Input:
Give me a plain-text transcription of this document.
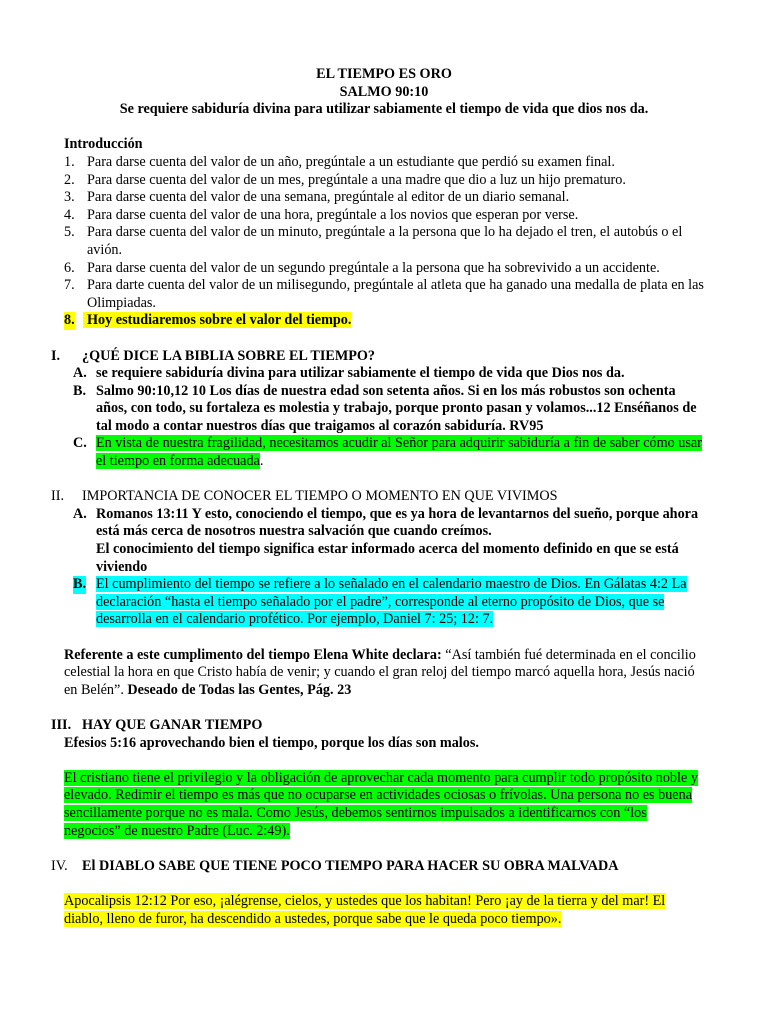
EL TIEMPO ES ORO
SALMO 90:10
Se requiere sabiduría divina para utilizar sabiamente el tiempo de vida que dios nos da.
Introducción
1. Para darse cuenta del valor de un año, pregúntale a un estudiante que perdió su examen final.
2. Para darse cuenta del valor de un mes, pregúntale a una madre que dio a luz un hijo prematuro.
3. Para darse cuenta del valor de una semana, pregúntale al editor de un diario semanal.
4. Para darse cuenta del valor de una hora, pregúntale a los novios que esperan por verse.
5. Para darse cuenta del valor de un minuto, pregúntale a la persona que lo ha dejado el tren, el autobús o el avión.
6. Para darse cuenta del valor de un segundo pregúntale a la persona que ha sobrevivido a un accidente.
7. Para darte cuenta del valor de un milisegundo, pregúntale al atleta que ha ganado una medalla de plata en las Olimpiadas.
8. Hoy estudiaremos sobre el valor del tiempo.
I. ¿QUÉ DICE LA BIBLIA SOBRE EL TIEMPO?
A. se requiere sabiduría divina para utilizar sabiamente el tiempo de vida que Dios nos da.
B. Salmo 90:10,12 10 Los días de nuestra edad son setenta años. Si en los más robustos son ochenta años, con todo, su fortaleza es molestia y trabajo, porque pronto pasan y volamos...12 Enséñanos de tal modo a contar nuestros días que traigamos al corazón sabiduría. RV95
C. En vista de nuestra fragilidad, necesitamos acudir al Señor para adquirir sabiduría a fin de saber cómo usar el tiempo en forma adecuada.
II. IMPORTANCIA DE CONOCER EL TIEMPO O MOMENTO EN QUE VIVIMOS
A. Romanos 13:11 Y esto, conociendo el tiempo, que es ya hora de levantarnos del sueño, porque ahora está más cerca de nosotros nuestra salvación que cuando creímos.
El conocimiento del tiempo significa estar informado acerca del momento definido en que se está viviendo
B. El cumplimiento del tiempo se refiere a lo señalado en el calendario maestro de Dios. En Gálatas 4:2 La declaración “hasta el tiempo señalado por el padre”, corresponde al eterno propósito de Dios, que se desarrolla en el calendario profético. Por ejemplo, Daniel 7: 25; 12: 7.

Referente a este cumplimento del tiempo Elena White declara: “Así también fué determinada en el concilio celestial la hora en que Cristo había de venir; y cuando el gran reloj del tiempo marcó aquella hora, Jesús nació en Belén”. Deseado de Todas las Gentes, Pág. 23

III. HAY QUE GANAR TIEMPO
Efesios 5:16 aprovechando bien el tiempo, porque los días son malos.

El cristiano tiene el privilegio y la obligación de aprovechar cada momento para cumplir todo propósito noble y elevado. Redimir el tiempo es más que no ocuparse en actividades ociosas o frívolas. Una persona no es buena sencillamente porque no es mala. Como Jesús, debemos sentirnos impulsados a identificarnos con “los negocios” de nuestro Padre (Luc. 2:49).

IV. El DIABLO SABE QUE TIENE POCO TIEMPO PARA HACER SU OBRA MALVADA

Apocalipsis 12:12 Por eso, ¡alégrense, cielos, y ustedes que los habitan! Pero ¡ay de la tierra y del mar! El diablo, lleno de furor, ha descendido a ustedes, porque sabe que le queda poco tiempo».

Prompt:
Without the pictures, restate all of the entries above verbatim.

Response:
Give me a plain-text transcription of this document.
EL TIEMPO ES ORO
SALMO 90:10
Se requiere sabiduría divina para utilizar sabiamente el tiempo de vida que dios nos da.
Introducción
1. Para darse cuenta del valor de un año, pregúntale a un estudiante que perdió su examen final.
2. Para darse cuenta del valor de un mes, pregúntale a una madre que dio a luz un hijo prematuro.
3. Para darse cuenta del valor de una semana, pregúntale al editor de un diario semanal.
4. Para darse cuenta del valor de una hora, pregúntale a los novios que esperan por verse.
5. Para darse cuenta del valor de un minuto, pregúntale a la persona que lo ha dejado el tren, el autobús o el avión.
6. Para darse cuenta del valor de un segundo pregúntale a la persona que ha sobrevivido a un accidente.
7. Para darte cuenta del valor de un milisegundo, pregúntale al atleta que ha ganado una medalla de plata en las Olimpiadas.
8. Hoy estudiaremos sobre el valor del tiempo.
I. ¿QUÉ DICE LA BIBLIA SOBRE EL TIEMPO?
A. se requiere sabiduría divina para utilizar sabiamente el tiempo de vida que Dios nos da.
B. Salmo 90:10,12 10 Los días de nuestra edad son setenta años. Si en los más robustos son ochenta años, con todo, su fortaleza es molestia y trabajo, porque pronto pasan y volamos...12 Enséñanos de tal modo a contar nuestros días que traigamos al corazón sabiduría. RV95
C. En vista de nuestra fragilidad, necesitamos acudir al Señor para adquirir sabiduría a fin de saber cómo usar el tiempo en forma adecuada.
II. IMPORTANCIA DE CONOCER EL TIEMPO O MOMENTO EN QUE VIVIMOS
A. Romanos 13:11 Y esto, conociendo el tiempo, que es ya hora de levantarnos del sueño, porque ahora está más cerca de nosotros nuestra salvación que cuando creímos.
El conocimiento del tiempo significa estar informado acerca del momento definido en que se está viviendo
B. El cumplimiento del tiempo se refiere a lo señalado en el calendario maestro de Dios. En Gálatas 4:2 La declaración “hasta el tiempo señalado por el padre”, corresponde al eterno propósito de Dios, que se desarrolla en el calendario profético. Por ejemplo, Daniel 7: 25; 12: 7.

Referente a este cumplimento del tiempo Elena White declara: “Así también fué determinada en el concilio celestial la hora en que Cristo había de venir; y cuando el gran reloj del tiempo marcó aquella hora, Jesús nació en Belén”. Deseado de Todas las Gentes, Pág. 23

III. HAY QUE GANAR TIEMPO
Efesios 5:16 aprovechando bien el tiempo, porque los días son malos.

El cristiano tiene el privilegio y la obligación de aprovechar cada momento para cumplir todo propósito noble y elevado. Redimir el tiempo es más que no ocuparse en actividades ociosas o frívolas. Una persona no es buena sencillamente porque no es mala. Como Jesús, debemos sentirnos impulsados a identificarnos con “los negocios” de nuestro Padre (Luc. 2:49).

IV. El DIABLO SABE QUE TIENE POCO TIEMPO PARA HACER SU OBRA MALVADA

Apocalipsis 12:12 Por eso, ¡alégrense, cielos, y ustedes que los habitan! Pero ¡ay de la tierra y del mar! El diablo, lleno de furor, ha descendido a ustedes, porque sabe que le queda poco tiempo».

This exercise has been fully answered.